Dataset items

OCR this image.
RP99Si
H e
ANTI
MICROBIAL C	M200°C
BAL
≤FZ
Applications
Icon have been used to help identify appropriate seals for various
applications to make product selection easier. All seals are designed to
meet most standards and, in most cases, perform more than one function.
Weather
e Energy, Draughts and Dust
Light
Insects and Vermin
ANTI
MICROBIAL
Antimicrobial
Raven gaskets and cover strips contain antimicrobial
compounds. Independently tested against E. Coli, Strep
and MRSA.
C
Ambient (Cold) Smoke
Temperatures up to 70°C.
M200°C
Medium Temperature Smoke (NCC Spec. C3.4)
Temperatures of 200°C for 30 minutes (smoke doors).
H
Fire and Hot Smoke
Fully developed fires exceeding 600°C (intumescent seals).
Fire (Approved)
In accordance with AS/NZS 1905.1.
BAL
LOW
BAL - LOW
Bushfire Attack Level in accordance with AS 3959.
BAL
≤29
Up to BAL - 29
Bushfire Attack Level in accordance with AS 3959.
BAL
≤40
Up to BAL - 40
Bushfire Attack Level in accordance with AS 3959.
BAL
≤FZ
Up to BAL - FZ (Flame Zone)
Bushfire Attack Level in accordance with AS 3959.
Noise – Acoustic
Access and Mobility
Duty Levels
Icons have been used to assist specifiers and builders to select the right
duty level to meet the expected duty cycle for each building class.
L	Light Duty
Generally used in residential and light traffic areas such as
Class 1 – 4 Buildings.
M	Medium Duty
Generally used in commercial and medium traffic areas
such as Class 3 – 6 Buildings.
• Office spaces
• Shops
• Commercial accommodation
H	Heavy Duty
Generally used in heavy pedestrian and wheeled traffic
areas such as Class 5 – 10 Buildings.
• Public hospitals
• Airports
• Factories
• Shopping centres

## [What you will do]
Each line above that includes "have" should be shown.

## [Output]
Icon have been used to help identify appropriate seals for various
Icons have been used to assist specifiers and builders to select the right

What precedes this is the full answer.